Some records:
━━━━━━━━━━
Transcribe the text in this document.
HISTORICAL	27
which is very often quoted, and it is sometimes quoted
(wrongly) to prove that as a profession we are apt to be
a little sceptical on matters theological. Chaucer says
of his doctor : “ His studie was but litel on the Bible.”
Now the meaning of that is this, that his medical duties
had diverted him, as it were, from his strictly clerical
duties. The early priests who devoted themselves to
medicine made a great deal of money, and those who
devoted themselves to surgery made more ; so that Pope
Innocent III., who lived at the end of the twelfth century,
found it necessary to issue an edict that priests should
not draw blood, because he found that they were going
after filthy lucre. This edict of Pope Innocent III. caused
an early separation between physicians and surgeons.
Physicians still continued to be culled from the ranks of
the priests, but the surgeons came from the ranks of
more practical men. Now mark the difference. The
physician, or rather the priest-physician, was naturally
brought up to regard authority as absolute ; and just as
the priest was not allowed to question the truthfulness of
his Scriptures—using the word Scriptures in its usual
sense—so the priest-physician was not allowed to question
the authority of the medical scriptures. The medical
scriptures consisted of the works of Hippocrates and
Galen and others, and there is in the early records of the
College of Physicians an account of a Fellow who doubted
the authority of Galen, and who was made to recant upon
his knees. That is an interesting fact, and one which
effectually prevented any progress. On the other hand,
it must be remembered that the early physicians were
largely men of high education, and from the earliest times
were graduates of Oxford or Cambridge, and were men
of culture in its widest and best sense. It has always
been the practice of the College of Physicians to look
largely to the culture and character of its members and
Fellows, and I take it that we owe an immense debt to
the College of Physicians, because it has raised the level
━━━━━━━━━━
## Required work
Copy out the data shown above without altering anything.

## Full output
Transcribe the text in this document.
HISTORICAL	27
which is very often quoted, and it is sometimes quoted
(wrongly) to prove that as a profession we are apt to be
a little sceptical on matters theological. Chaucer says
of his doctor : “ His studie was but litel on the Bible.”
Now the meaning of that is this, that his medical duties
had diverted him, as it were, from his strictly clerical
duties. The early priests who devoted themselves to
medicine made a great deal of money, and those who
devoted themselves to surgery made more ; so that Pope
Innocent III., who lived at the end of the twelfth century,
found it necessary to issue an edict that priests should
not draw blood, because he found that they were going
after filthy lucre. This edict of Pope Innocent III. caused
an early separation between physicians and surgeons.
Physicians still continued to be culled from the ranks of
the priests, but the surgeons came from the ranks of
more practical men. Now mark the difference. The
physician, or rather the priest-physician, was naturally
brought up to regard authority as absolute ; and just as
the priest was not allowed to question the truthfulness of
his Scriptures—using the word Scriptures in its usual
sense—so the priest-physician was not allowed to question
the authority of the medical scriptures. The medical
scriptures consisted of the works of Hippocrates and
Galen and others, and there is in the early records of the
College of Physicians an account of a Fellow who doubted
the authority of Galen, and who was made to recant upon
his knees. That is an interesting fact, and one which
effectually prevented any progress. On the other hand,
it must be remembered that the early physicians were
largely men of high education, and from the earliest times
were graduates of Oxford or Cambridge, and were men
of culture in its widest and best sense. It has always
been the practice of the College of Physicians to look
largely to the culture and character of its members and
Fellows, and I take it that we owe an immense debt to
the College of Physicians, because it has raised the level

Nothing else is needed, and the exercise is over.